------ Data shown

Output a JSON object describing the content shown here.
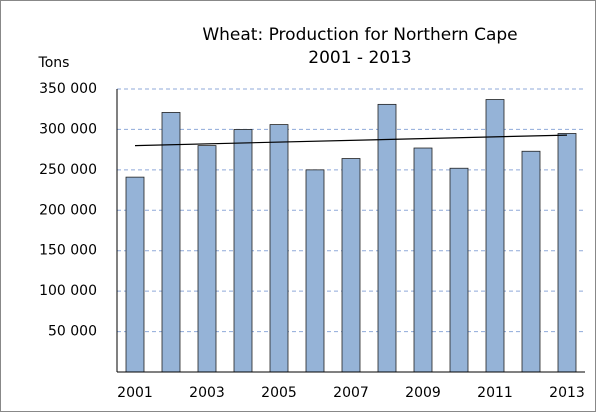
{
  "chart_data": {
    "type": "bar",
    "title": "Wheat: Production for Northern Cape",
    "subtitle": "2001 - 2013",
    "y_label": "Tons",
    "categories": [
      "2001",
      null,
      "2003",
      null,
      "2005",
      null,
      "2007",
      null,
      "2009",
      null,
      "2011",
      null,
      "2013"
    ],
    "values": [
      241000,
      321000,
      280000,
      300000,
      306000,
      250000,
      264000,
      331000,
      277000,
      252000,
      337000,
      273000,
      295000
    ],
    "color": "#95b3d7",
    "trendline": [
      280000,
      293000
    ],
    "ylim": [
      0,
      350000
    ],
    "yticks": [
      {
        "value": 50000,
        "label": "50 000"
      },
      {
        "value": 100000,
        "label": "100 000"
      },
      {
        "value": 150000,
        "label": "150 000"
      },
      {
        "value": 200000,
        "label": "200 000"
      },
      {
        "value": 250000,
        "label": "250 000"
      },
      {
        "value": 300000,
        "label": "300 000"
      },
      {
        "value": 350000,
        "label": "350 000"
      }
    ],
    "grid": true
  }
}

------------

**Aim of the exercise**.
Repeat the lines above exactly, and keep every picture out.

**Complete answer**.
Output a JSON object describing the content shown here.
{
  "chart_data": {
    "type": "bar",
    "title": "Wheat: Production for Northern Cape",
    "subtitle": "2001 - 2013",
    "y_label": "Tons",
    "categories": [
      "2001",
      null,
      "2003",
      null,
      "2005",
      null,
      "2007",
      null,
      "2009",
      null,
      "2011",
      null,
      "2013"
    ],
    "values": [
      241000,
      321000,
      280000,
      300000,
      306000,
      250000,
      264000,
      331000,
      277000,
      252000,
      337000,
      273000,
      295000
    ],
    "color": "#95b3d7",
    "trendline": [
      280000,
      293000
    ],
    "ylim": [
      0,
      350000
    ],
    "yticks": [
      {
        "value": 50000,
        "label": "50 000"
      },
      {
        "value": 100000,
        "label": "100 000"
      },
      {
        "value": 150000,
        "label": "150 000"
      },
      {
        "value": 200000,
        "label": "200 000"
      },
      {
        "value": 250000,
        "label": "250 000"
      },
      {
        "value": 300000,
        "label": "300 000"
      },
      {
        "value": 350000,
        "label": "350 000"
      }
    ],
    "grid": true
  }
}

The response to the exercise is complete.